> _What the exercise asks_: Every line of the listing must be reproduced as it stands. Leave the images behind.
-- start Material --
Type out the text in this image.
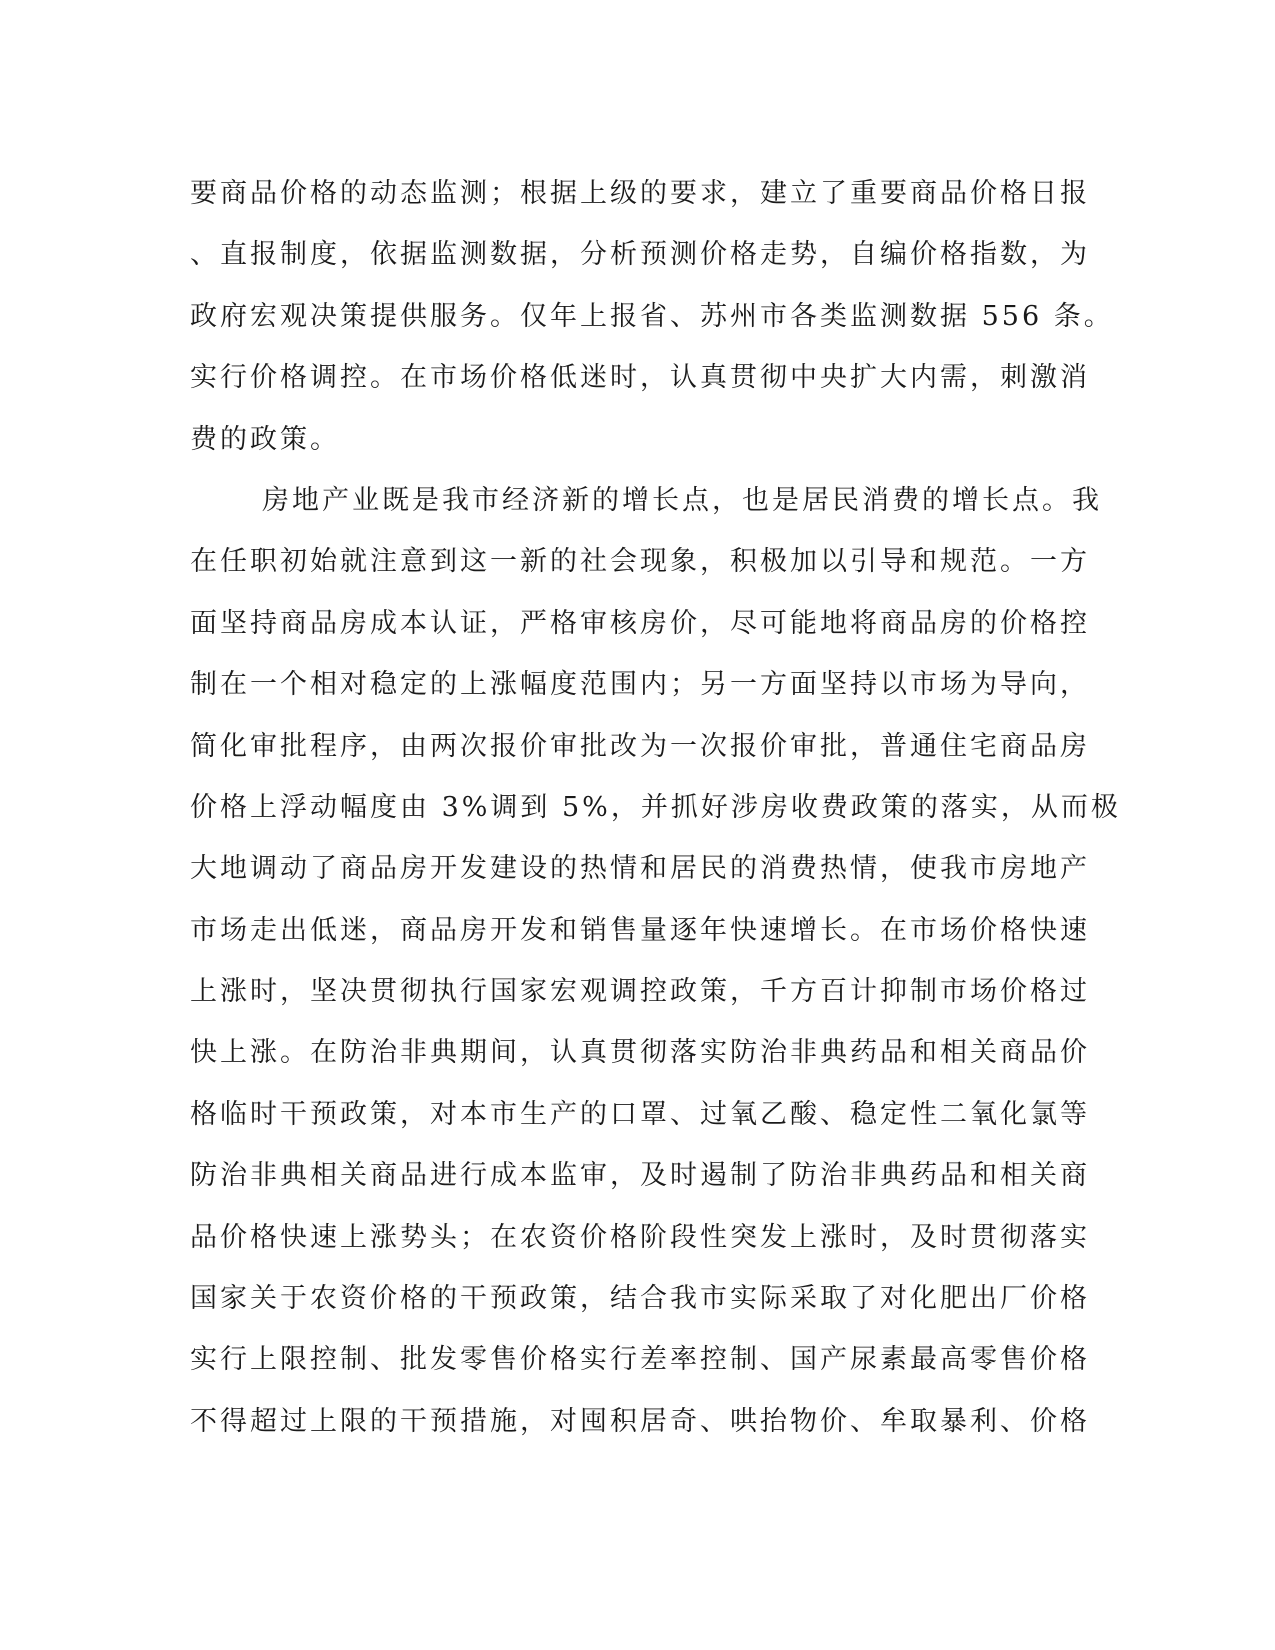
要商品价格的动态监测；根据上级的要求，建立了重要商品价格日报
、直报制度，依据监测数据，分析预测价格走势，自编价格指数，为
政府宏观决策提供服务。仅年上报省、苏州市各类监测数据 556 条。
实行价格调控。在市场价格低迷时，认真贯彻中央扩大内需，刺激消
费的政策。
房地产业既是我市经济新的增长点，也是居民消费的增长点。我
在任职初始就注意到这一新的社会现象，积极加以引导和规范。一方
面坚持商品房成本认证，严格审核房价，尽可能地将商品房的价格控
制在一个相对稳定的上涨幅度范围内；另一方面坚持以市场为导向，
简化审批程序，由两次报价审批改为一次报价审批，普通住宅商品房
价格上浮动幅度由 3%调到 5%，并抓好涉房收费政策的落实，从而极
大地调动了商品房开发建设的热情和居民的消费热情，使我市房地产
市场走出低迷，商品房开发和销售量逐年快速增长。在市场价格快速
上涨时，坚决贯彻执行国家宏观调控政策，千方百计抑制市场价格过
快上涨。在防治非典期间，认真贯彻落实防治非典药品和相关商品价
格临时干预政策，对本市生产的口罩、过氧乙酸、稳定性二氧化氯等
防治非典相关商品进行成本监审，及时遏制了防治非典药品和相关商
品价格快速上涨势头；在农资价格阶段性突发上涨时，及时贯彻落实
国家关于农资价格的干预政策，结合我市实际采取了对化肥出厂价格
实行上限控制、批发零售价格实行差率控制、国产尿素最高零售价格
不得超过上限的干预措施，对囤积居奇、哄抬物价、牟取暴利、价格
-- end Material --
> _Answer to the exercise_:
Type out the text in this image.
要商品价格的动态监测；根据上级的要求，建立了重要商品价格日报
、直报制度，依据监测数据，分析预测价格走势，自编价格指数，为
政府宏观决策提供服务。仅年上报省、苏州市各类监测数据 556 条。
实行价格调控。在市场价格低迷时，认真贯彻中央扩大内需，刺激消
费的政策。
房地产业既是我市经济新的增长点，也是居民消费的增长点。我
在任职初始就注意到这一新的社会现象，积极加以引导和规范。一方
面坚持商品房成本认证，严格审核房价，尽可能地将商品房的价格控
制在一个相对稳定的上涨幅度范围内；另一方面坚持以市场为导向，
简化审批程序，由两次报价审批改为一次报价审批，普通住宅商品房
价格上浮动幅度由 3%调到 5%，并抓好涉房收费政策的落实，从而极
大地调动了商品房开发建设的热情和居民的消费热情，使我市房地产
市场走出低迷，商品房开发和销售量逐年快速增长。在市场价格快速
上涨时，坚决贯彻执行国家宏观调控政策，千方百计抑制市场价格过
快上涨。在防治非典期间，认真贯彻落实防治非典药品和相关商品价
格临时干预政策，对本市生产的口罩、过氧乙酸、稳定性二氧化氯等
防治非典相关商品进行成本监审，及时遏制了防治非典药品和相关商
品价格快速上涨势头；在农资价格阶段性突发上涨时，及时贯彻落实
国家关于农资价格的干预政策，结合我市实际采取了对化肥出厂价格
实行上限控制、批发零售价格实行差率控制、国产尿素最高零售价格
不得超过上限的干预措施，对囤积居奇、哄抬物价、牟取暴利、价格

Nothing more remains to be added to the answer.